Material supplied ▸
━━━━━━━━━━━━━━━━━━━━

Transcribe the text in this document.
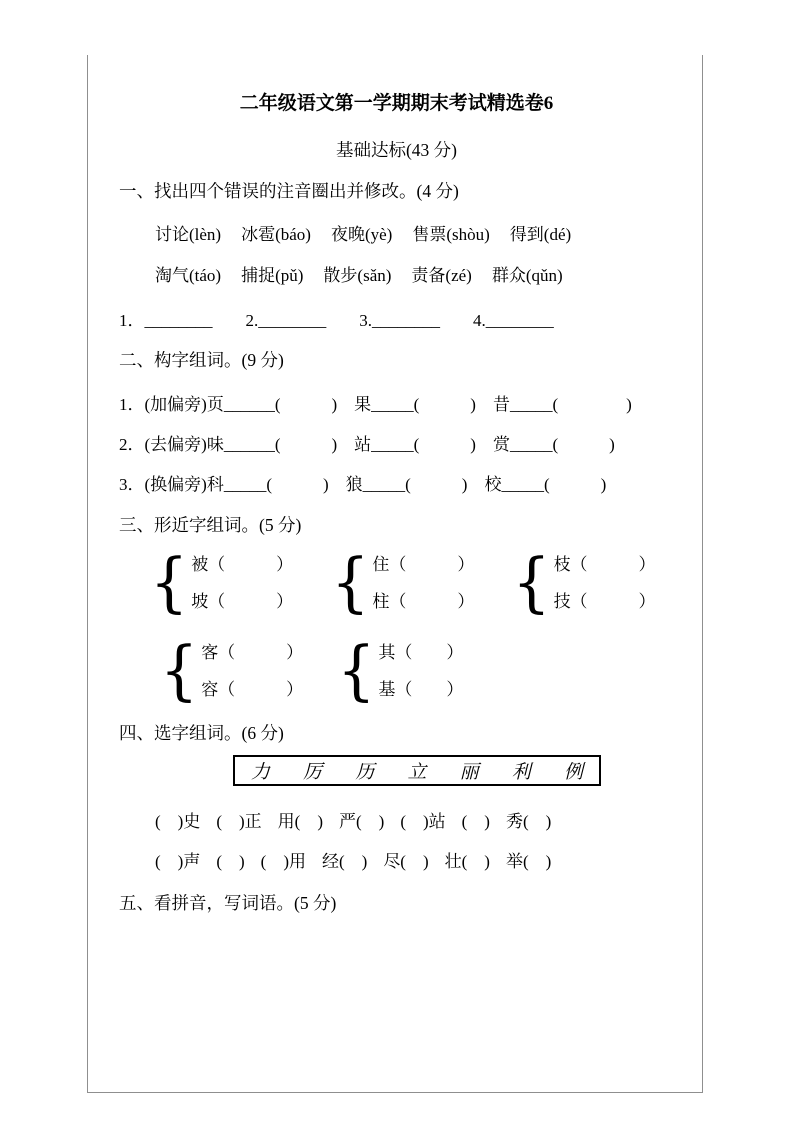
二年级语文第一学期期末考试精选卷6
基础达标(43 分)
一、找出四个错误的注音圈出并修改。(4 分)
讨论(lèn) 冰雹(báo) 夜晚(yè) 售票(shòu) 得到(dé)
淘气(táo) 捕捉(pǔ) 散步(sǎn) 责备(zé) 群众(qǔn)
1．________ 2.________ 3.________ 4.________
二、构字组词。(9 分)
1．(加偏旁)页______(　　　)　果_____(　　　)　昔_____(　　　　)
2．(去偏旁)味______(　　　)　站_____(　　　)　赏_____(　　　)
3．(换偏旁)科_____(　　　)　狼_____(　　　)　校_____(　　　)
三、形近字组词。(5 分)
{ 被（　　　）
坡（　　　） { 住（　　　）
柱（　　　） { 枝（　　　）
技（　　　）
{ 客（　　　）
容（　　　） { 其（　　）
基（　　）
四、选字组词。(6 分)
力 厉 历 立 丽 利 例
(　)史 (　)正 用(　) 严(　) (　)站 (　) 秀(　)
(　)声 (　) (　)用 经(　) 尽(　) 壮(　) 举(　)
五、看拼音，写词语。(5 分)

━━━━━━━━━━━━━━━━━━━━

The request ▸ The records above must be transcribed exactly. Pictures are left out of the copy.

Exercise result ▸
Transcribe the text in this document.
二年级语文第一学期期末考试精选卷6
基础达标(43 分)
一、找出四个错误的注音圈出并修改。(4 分)
讨论(lèn) 冰雹(báo) 夜晚(yè) 售票(shòu) 得到(dé)
淘气(táo) 捕捉(pǔ) 散步(sǎn) 责备(zé) 群众(qǔn)
1．________ 2.________ 3.________ 4.________
二、构字组词。(9 分)
1．(加偏旁)页______(　　　)　果_____(　　　)　昔_____(　　　　)
2．(去偏旁)味______(　　　)　站_____(　　　)　赏_____(　　　)
3．(换偏旁)科_____(　　　)　狼_____(　　　)　校_____(　　　)
三、形近字组词。(5 分)
{ 被（　　　）
坡（　　　） { 住（　　　）
柱（　　　） { 枝（　　　）
技（　　　）
{ 客（　　　）
容（　　　） { 其（　　）
基（　　）
四、选字组词。(6 分)
力 厉 历 立 丽 利 例
(　)史 (　)正 用(　) 严(　) (　)站 (　) 秀(　)
(　)声 (　) (　)用 经(　) 尽(　) 壮(　) 举(　)
五、看拼音，写词语。(5 分)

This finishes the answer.